§ **What the task asks**: In the entries below, find every line holding the string "risks" and collect it.
• • • • •
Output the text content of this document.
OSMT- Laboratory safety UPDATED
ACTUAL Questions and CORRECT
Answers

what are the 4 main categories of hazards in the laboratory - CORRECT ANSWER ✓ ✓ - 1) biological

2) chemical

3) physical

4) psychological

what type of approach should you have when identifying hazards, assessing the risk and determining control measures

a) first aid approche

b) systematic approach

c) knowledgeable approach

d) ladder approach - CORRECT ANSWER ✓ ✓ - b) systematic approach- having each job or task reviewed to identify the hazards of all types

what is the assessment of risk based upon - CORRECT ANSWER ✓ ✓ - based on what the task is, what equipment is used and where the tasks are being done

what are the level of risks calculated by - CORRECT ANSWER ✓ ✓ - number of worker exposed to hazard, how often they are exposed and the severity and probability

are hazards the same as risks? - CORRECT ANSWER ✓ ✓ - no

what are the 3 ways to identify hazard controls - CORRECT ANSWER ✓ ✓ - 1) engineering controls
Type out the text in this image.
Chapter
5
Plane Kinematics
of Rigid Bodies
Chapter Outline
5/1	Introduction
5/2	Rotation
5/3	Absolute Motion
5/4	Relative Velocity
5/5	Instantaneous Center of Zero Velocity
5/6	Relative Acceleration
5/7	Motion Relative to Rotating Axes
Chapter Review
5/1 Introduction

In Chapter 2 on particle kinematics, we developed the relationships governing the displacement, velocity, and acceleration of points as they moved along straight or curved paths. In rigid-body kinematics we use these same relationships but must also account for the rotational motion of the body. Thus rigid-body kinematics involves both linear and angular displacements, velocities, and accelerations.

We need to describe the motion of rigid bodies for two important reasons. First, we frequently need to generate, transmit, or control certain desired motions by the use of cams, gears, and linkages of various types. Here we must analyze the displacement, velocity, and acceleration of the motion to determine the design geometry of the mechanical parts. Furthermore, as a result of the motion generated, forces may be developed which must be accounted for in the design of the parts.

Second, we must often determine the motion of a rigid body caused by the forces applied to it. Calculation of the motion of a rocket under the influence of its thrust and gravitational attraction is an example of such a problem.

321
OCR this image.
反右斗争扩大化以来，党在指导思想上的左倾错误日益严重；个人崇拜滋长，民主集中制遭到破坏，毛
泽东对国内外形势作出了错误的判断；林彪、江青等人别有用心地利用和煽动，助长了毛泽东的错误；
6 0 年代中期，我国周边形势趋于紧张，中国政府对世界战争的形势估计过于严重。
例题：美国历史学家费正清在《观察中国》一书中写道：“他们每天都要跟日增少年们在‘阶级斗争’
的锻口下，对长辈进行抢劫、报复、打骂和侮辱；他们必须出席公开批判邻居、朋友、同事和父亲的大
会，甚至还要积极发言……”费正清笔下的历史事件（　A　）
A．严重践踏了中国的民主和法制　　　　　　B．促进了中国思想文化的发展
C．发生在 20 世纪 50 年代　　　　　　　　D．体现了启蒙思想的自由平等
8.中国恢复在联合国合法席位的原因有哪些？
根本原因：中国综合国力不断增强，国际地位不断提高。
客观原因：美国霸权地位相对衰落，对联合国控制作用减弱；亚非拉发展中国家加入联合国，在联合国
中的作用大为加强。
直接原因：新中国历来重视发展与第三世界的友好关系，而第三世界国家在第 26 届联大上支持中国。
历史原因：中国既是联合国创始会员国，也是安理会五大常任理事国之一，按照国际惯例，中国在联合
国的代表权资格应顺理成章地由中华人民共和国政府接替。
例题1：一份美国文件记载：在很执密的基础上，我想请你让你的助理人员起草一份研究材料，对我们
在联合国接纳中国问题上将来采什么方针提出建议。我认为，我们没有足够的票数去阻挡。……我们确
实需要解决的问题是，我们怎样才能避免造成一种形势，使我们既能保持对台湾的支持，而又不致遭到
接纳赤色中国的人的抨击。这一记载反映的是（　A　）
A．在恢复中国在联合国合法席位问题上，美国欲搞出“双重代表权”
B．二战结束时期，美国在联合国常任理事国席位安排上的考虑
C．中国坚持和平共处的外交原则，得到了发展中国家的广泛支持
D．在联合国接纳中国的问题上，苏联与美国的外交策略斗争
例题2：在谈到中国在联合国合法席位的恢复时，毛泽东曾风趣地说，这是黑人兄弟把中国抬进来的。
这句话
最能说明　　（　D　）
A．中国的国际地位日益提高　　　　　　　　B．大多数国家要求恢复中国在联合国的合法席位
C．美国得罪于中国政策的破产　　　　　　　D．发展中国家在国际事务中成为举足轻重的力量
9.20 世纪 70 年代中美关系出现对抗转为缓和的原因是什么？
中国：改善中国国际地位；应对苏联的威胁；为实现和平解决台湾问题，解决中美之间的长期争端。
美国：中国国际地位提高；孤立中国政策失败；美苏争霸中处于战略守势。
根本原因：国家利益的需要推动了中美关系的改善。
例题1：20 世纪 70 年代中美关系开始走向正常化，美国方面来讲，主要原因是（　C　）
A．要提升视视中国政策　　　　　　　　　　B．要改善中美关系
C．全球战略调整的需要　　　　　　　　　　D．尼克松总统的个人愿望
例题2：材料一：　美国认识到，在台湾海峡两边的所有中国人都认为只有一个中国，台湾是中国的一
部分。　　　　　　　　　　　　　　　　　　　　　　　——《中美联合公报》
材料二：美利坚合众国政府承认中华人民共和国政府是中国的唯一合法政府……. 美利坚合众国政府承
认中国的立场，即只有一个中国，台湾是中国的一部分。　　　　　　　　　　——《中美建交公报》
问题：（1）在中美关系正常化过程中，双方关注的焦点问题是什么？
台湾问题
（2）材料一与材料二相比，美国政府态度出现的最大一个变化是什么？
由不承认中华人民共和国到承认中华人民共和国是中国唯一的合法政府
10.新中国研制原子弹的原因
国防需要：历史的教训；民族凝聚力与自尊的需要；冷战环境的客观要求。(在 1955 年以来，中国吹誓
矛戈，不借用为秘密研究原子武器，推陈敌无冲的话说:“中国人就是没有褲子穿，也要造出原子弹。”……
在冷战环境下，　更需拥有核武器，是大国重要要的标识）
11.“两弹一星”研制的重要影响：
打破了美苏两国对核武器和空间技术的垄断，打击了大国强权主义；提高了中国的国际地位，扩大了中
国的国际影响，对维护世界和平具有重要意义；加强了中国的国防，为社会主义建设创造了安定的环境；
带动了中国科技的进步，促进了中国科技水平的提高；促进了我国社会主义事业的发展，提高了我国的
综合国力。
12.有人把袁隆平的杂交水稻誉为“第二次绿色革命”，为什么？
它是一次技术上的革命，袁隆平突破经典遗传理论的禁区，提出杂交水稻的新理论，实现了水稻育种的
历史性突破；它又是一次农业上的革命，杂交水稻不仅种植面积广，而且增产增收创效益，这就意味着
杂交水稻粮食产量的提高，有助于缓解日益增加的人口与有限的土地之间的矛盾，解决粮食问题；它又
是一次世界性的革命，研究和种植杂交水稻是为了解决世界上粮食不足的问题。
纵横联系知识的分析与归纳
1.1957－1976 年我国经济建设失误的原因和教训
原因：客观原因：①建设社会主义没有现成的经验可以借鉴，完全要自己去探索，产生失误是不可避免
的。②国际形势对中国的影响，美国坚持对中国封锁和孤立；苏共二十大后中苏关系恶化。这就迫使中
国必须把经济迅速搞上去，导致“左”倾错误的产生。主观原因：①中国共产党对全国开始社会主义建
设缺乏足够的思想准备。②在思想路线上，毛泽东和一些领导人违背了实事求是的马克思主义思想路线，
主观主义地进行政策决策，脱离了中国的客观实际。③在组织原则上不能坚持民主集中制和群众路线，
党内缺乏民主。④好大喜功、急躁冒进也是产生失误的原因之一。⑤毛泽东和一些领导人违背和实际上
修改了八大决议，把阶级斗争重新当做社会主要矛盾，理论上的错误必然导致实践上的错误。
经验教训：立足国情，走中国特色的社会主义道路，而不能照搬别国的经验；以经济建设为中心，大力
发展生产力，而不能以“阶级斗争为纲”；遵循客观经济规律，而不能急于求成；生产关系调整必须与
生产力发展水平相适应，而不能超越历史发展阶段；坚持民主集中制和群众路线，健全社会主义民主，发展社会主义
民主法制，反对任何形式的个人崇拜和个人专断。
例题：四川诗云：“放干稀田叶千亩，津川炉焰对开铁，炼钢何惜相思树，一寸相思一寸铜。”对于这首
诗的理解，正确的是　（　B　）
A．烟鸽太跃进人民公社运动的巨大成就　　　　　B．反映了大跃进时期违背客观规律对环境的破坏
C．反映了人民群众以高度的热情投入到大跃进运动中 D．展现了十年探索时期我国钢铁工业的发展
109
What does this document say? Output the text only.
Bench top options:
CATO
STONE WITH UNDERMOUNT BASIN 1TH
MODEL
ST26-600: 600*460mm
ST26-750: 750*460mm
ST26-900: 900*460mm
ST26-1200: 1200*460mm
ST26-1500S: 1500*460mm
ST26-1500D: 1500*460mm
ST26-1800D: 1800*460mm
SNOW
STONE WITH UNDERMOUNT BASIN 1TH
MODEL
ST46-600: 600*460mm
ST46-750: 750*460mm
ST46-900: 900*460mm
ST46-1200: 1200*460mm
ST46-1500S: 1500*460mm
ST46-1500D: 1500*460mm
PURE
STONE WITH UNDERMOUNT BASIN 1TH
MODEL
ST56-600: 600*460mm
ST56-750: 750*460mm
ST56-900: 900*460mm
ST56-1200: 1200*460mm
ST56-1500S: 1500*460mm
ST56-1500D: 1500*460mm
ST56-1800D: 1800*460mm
• • • • •
§ **Expected answer**:
what are the level of risks calculated by - CORRECT ANSWER ✓ ✓ - number of worker exposed to hazard, how often they are exposed and the severity and probability
are hazards the same as risks? - CORRECT ANSWER ✓ ✓ - no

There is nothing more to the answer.